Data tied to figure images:

------------------------------------------------------------------------

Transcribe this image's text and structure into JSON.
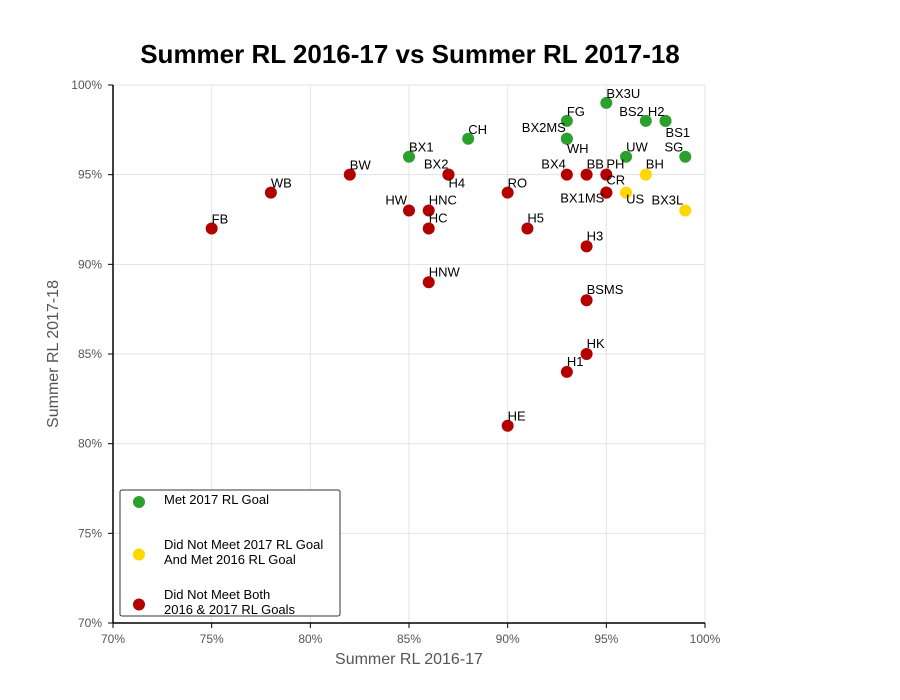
{
  "chart_data": {
    "type": "scatter",
    "title": "Summer RL 2016-17 vs Summer RL 2017-18",
    "xlabel": "Summer RL 2016-17",
    "ylabel": "Summer RL 2017-18",
    "xlim": [
      70,
      100
    ],
    "ylim": [
      70,
      100
    ],
    "x_ticks": [
      70,
      75,
      80,
      85,
      90,
      95,
      100
    ],
    "y_ticks": [
      70,
      75,
      80,
      85,
      90,
      95,
      100
    ],
    "x_tick_labels": [
      "70%",
      "75%",
      "80%",
      "85%",
      "90%",
      "95%",
      "100%"
    ],
    "y_tick_labels": [
      "70%",
      "75%",
      "80%",
      "85%",
      "90%",
      "95%",
      "100%"
    ],
    "grid": true,
    "legend_position": "bottom-left",
    "series": [
      {
        "name": "Met 2017 RL Goal",
        "label_lines": [
          "Met 2017 RL Goal"
        ],
        "color": "#2ca02c",
        "points": [
          {
            "label": "BX3U",
            "x": 95,
            "y": 99
          },
          {
            "label": "FG",
            "x": 93,
            "y": 98
          },
          {
            "label": "BS2",
            "x": 97,
            "y": 98
          },
          {
            "label": "H2",
            "x": 98,
            "y": 98
          },
          {
            "label": "BS1",
            "x": 98,
            "y": 98
          },
          {
            "label": "BX2MS",
            "x": 93,
            "y": 97
          },
          {
            "label": "CH",
            "x": 88,
            "y": 97
          },
          {
            "label": "WH",
            "x": 93,
            "y": 97
          },
          {
            "label": "BX1",
            "x": 85,
            "y": 96
          },
          {
            "label": "UW",
            "x": 96,
            "y": 96
          },
          {
            "label": "SG",
            "x": 99,
            "y": 96
          }
        ]
      },
      {
        "name": "Did Not Meet 2017 RL Goal And Met 2016 RL Goal",
        "label_lines": [
          "Did Not Meet 2017 RL Goal",
          "And Met 2016 RL Goal"
        ],
        "color": "#ffd700",
        "points": [
          {
            "label": "BH",
            "x": 97,
            "y": 95
          },
          {
            "label": "US",
            "x": 96,
            "y": 94
          },
          {
            "label": "BX3L",
            "x": 99,
            "y": 93
          }
        ]
      },
      {
        "name": "Did Not Meet Both 2016 & 2017 RL Goals",
        "label_lines": [
          "Did Not Meet Both",
          "2016 & 2017 RL Goals"
        ],
        "color": "#b30000",
        "points": [
          {
            "label": "BW",
            "x": 82,
            "y": 95
          },
          {
            "label": "BX2",
            "x": 87,
            "y": 95
          },
          {
            "label": "H4",
            "x": 87,
            "y": 95
          },
          {
            "label": "BX4",
            "x": 93,
            "y": 95
          },
          {
            "label": "BB",
            "x": 94,
            "y": 95
          },
          {
            "label": "PH",
            "x": 95,
            "y": 95
          },
          {
            "label": "WB",
            "x": 78,
            "y": 94
          },
          {
            "label": "RO",
            "x": 90,
            "y": 94
          },
          {
            "label": "CR",
            "x": 95,
            "y": 94
          },
          {
            "label": "BX1MS",
            "x": 95,
            "y": 94
          },
          {
            "label": "HW",
            "x": 85,
            "y": 93
          },
          {
            "label": "HNC",
            "x": 86,
            "y": 93
          },
          {
            "label": "FB",
            "x": 75,
            "y": 92
          },
          {
            "label": "HC",
            "x": 86,
            "y": 92
          },
          {
            "label": "H5",
            "x": 91,
            "y": 92
          },
          {
            "label": "H3",
            "x": 94,
            "y": 91
          },
          {
            "label": "HNW",
            "x": 86,
            "y": 89
          },
          {
            "label": "BSMS",
            "x": 94,
            "y": 88
          },
          {
            "label": "HK",
            "x": 94,
            "y": 85
          },
          {
            "label": "H1",
            "x": 93,
            "y": 84
          },
          {
            "label": "HE",
            "x": 90,
            "y": 81
          }
        ]
      }
    ]
  }
}
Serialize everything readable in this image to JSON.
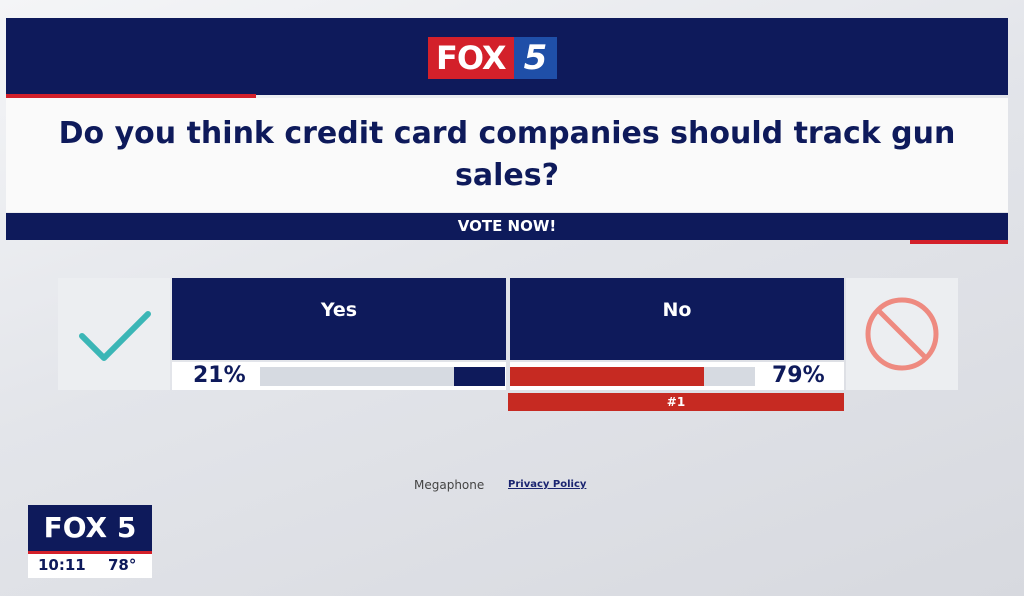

------------------------------------------------------------------------

Short problem
Repeat the lines above exactly, and keep every picture out.

Written reply
Transcribe this image's text and structure into JSON.
{
  "chart_data": {
    "type": "scatter",
    "title": "Summer RL 2016-17 vs Summer RL 2017-18",
    "xlabel": "Summer RL 2016-17",
    "ylabel": "Summer RL 2017-18",
    "xlim": [
      70,
      100
    ],
    "ylim": [
      70,
      100
    ],
    "x_ticks": [
      70,
      75,
      80,
      85,
      90,
      95,
      100
    ],
    "y_ticks": [
      70,
      75,
      80,
      85,
      90,
      95,
      100
    ],
    "x_tick_labels": [
      "70%",
      "75%",
      "80%",
      "85%",
      "90%",
      "95%",
      "100%"
    ],
    "y_tick_labels": [
      "70%",
      "75%",
      "80%",
      "85%",
      "90%",
      "95%",
      "100%"
    ],
    "grid": true,
    "legend_position": "bottom-left",
    "series": [
      {
        "name": "Met 2017 RL Goal",
        "label_lines": [
          "Met 2017 RL Goal"
        ],
        "color": "#2ca02c",
        "points": [
          {
            "label": "BX3U",
            "x": 95,
            "y": 99
          },
          {
            "label": "FG",
            "x": 93,
            "y": 98
          },
          {
            "label": "BS2",
            "x": 97,
            "y": 98
          },
          {
            "label": "H2",
            "x": 98,
            "y": 98
          },
          {
            "label": "BS1",
            "x": 98,
            "y": 98
          },
          {
            "label": "BX2MS",
            "x": 93,
            "y": 97
          },
          {
            "label": "CH",
            "x": 88,
            "y": 97
          },
          {
            "label": "WH",
            "x": 93,
            "y": 97
          },
          {
            "label": "BX1",
            "x": 85,
            "y": 96
          },
          {
            "label": "UW",
            "x": 96,
            "y": 96
          },
          {
            "label": "SG",
            "x": 99,
            "y": 96
          }
        ]
      },
      {
        "name": "Did Not Meet 2017 RL Goal And Met 2016 RL Goal",
        "label_lines": [
          "Did Not Meet 2017 RL Goal",
          "And Met 2016 RL Goal"
        ],
        "color": "#ffd700",
        "points": [
          {
            "label": "BH",
            "x": 97,
            "y": 95
          },
          {
            "label": "US",
            "x": 96,
            "y": 94
          },
          {
            "label": "BX3L",
            "x": 99,
            "y": 93
          }
        ]
      },
      {
        "name": "Did Not Meet Both 2016 & 2017 RL Goals",
        "label_lines": [
          "Did Not Meet Both",
          "2016 & 2017 RL Goals"
        ],
        "color": "#b30000",
        "points": [
          {
            "label": "BW",
            "x": 82,
            "y": 95
          },
          {
            "label": "BX2",
            "x": 87,
            "y": 95
          },
          {
            "label": "H4",
            "x": 87,
            "y": 95
          },
          {
            "label": "BX4",
            "x": 93,
            "y": 95
          },
          {
            "label": "BB",
            "x": 94,
            "y": 95
          },
          {
            "label": "PH",
            "x": 95,
            "y": 95
          },
          {
            "label": "WB",
            "x": 78,
            "y": 94
          },
          {
            "label": "RO",
            "x": 90,
            "y": 94
          },
          {
            "label": "CR",
            "x": 95,
            "y": 94
          },
          {
            "label": "BX1MS",
            "x": 95,
            "y": 94
          },
          {
            "label": "HW",
            "x": 85,
            "y": 93
          },
          {
            "label": "HNC",
            "x": 86,
            "y": 93
          },
          {
            "label": "FB",
            "x": 75,
            "y": 92
          },
          {
            "label": "HC",
            "x": 86,
            "y": 92
          },
          {
            "label": "H5",
            "x": 91,
            "y": 92
          },
          {
            "label": "H3",
            "x": 94,
            "y": 91
          },
          {
            "label": "HNW",
            "x": 86,
            "y": 89
          },
          {
            "label": "BSMS",
            "x": 94,
            "y": 88
          },
          {
            "label": "HK",
            "x": 94,
            "y": 85
          },
          {
            "label": "H1",
            "x": 93,
            "y": 84
          },
          {
            "label": "HE",
            "x": 90,
            "y": 81
          }
        ]
      }
    ]
  }
}
Serialize everything readable in this image to JSON.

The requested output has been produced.